▼▼▼

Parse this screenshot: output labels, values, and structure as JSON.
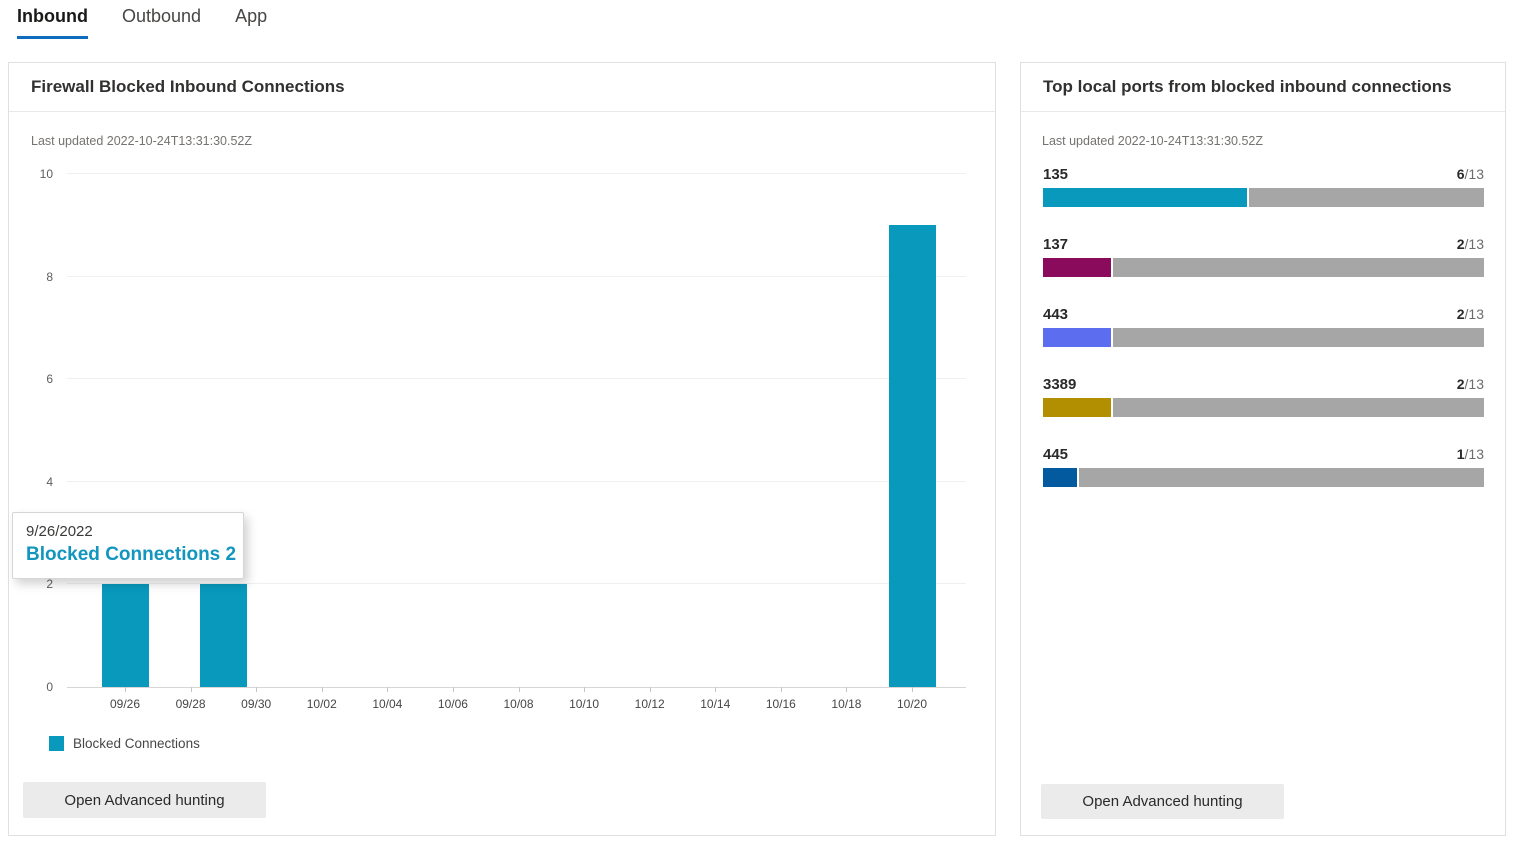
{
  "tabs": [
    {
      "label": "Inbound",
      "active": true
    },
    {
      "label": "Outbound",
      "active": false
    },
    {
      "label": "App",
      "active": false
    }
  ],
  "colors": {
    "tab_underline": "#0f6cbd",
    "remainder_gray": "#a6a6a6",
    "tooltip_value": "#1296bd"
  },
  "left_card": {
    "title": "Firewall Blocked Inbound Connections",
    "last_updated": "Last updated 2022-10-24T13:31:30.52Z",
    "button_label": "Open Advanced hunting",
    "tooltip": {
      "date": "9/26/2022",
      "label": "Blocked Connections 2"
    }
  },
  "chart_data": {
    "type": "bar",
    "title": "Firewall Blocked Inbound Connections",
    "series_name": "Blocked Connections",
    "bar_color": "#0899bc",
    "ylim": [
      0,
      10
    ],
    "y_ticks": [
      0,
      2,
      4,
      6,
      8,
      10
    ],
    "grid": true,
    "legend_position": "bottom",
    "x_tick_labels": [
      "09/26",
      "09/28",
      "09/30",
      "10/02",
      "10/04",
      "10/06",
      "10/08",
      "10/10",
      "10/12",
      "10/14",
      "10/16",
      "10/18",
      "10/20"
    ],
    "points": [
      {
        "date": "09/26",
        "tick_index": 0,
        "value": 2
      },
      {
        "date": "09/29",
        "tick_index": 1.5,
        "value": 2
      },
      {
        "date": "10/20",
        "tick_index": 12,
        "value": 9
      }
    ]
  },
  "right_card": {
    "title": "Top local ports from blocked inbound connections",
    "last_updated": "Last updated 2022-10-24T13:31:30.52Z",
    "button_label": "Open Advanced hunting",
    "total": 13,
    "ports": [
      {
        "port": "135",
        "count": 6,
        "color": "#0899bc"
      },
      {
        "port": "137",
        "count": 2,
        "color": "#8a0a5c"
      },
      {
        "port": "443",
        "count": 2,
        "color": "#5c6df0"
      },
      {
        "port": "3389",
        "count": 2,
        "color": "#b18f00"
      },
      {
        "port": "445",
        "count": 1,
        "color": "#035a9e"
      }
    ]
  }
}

▲▲▲

### Exercise requirements
Omit the pictures and output all of the other material exactly.

### Answer below
Parse this screenshot: output labels, values, and structure as JSON.
{
  "tabs": [
    {
      "label": "Inbound",
      "active": true
    },
    {
      "label": "Outbound",
      "active": false
    },
    {
      "label": "App",
      "active": false
    }
  ],
  "colors": {
    "tab_underline": "#0f6cbd",
    "remainder_gray": "#a6a6a6",
    "tooltip_value": "#1296bd"
  },
  "left_card": {
    "title": "Firewall Blocked Inbound Connections",
    "last_updated": "Last updated 2022-10-24T13:31:30.52Z",
    "button_label": "Open Advanced hunting",
    "tooltip": {
      "date": "9/26/2022",
      "label": "Blocked Connections 2"
    }
  },
  "chart_data": {
    "type": "bar",
    "title": "Firewall Blocked Inbound Connections",
    "series_name": "Blocked Connections",
    "bar_color": "#0899bc",
    "ylim": [
      0,
      10
    ],
    "y_ticks": [
      0,
      2,
      4,
      6,
      8,
      10
    ],
    "grid": true,
    "legend_position": "bottom",
    "x_tick_labels": [
      "09/26",
      "09/28",
      "09/30",
      "10/02",
      "10/04",
      "10/06",
      "10/08",
      "10/10",
      "10/12",
      "10/14",
      "10/16",
      "10/18",
      "10/20"
    ],
    "points": [
      {
        "date": "09/26",
        "tick_index": 0,
        "value": 2
      },
      {
        "date": "09/29",
        "tick_index": 1.5,
        "value": 2
      },
      {
        "date": "10/20",
        "tick_index": 12,
        "value": 9
      }
    ]
  },
  "right_card": {
    "title": "Top local ports from blocked inbound connections",
    "last_updated": "Last updated 2022-10-24T13:31:30.52Z",
    "button_label": "Open Advanced hunting",
    "total": 13,
    "ports": [
      {
        "port": "135",
        "count": 6,
        "color": "#0899bc"
      },
      {
        "port": "137",
        "count": 2,
        "color": "#8a0a5c"
      },
      {
        "port": "443",
        "count": 2,
        "color": "#5c6df0"
      },
      {
        "port": "3389",
        "count": 2,
        "color": "#b18f00"
      },
      {
        "port": "445",
        "count": 1,
        "color": "#035a9e"
      }
    ]
  }
}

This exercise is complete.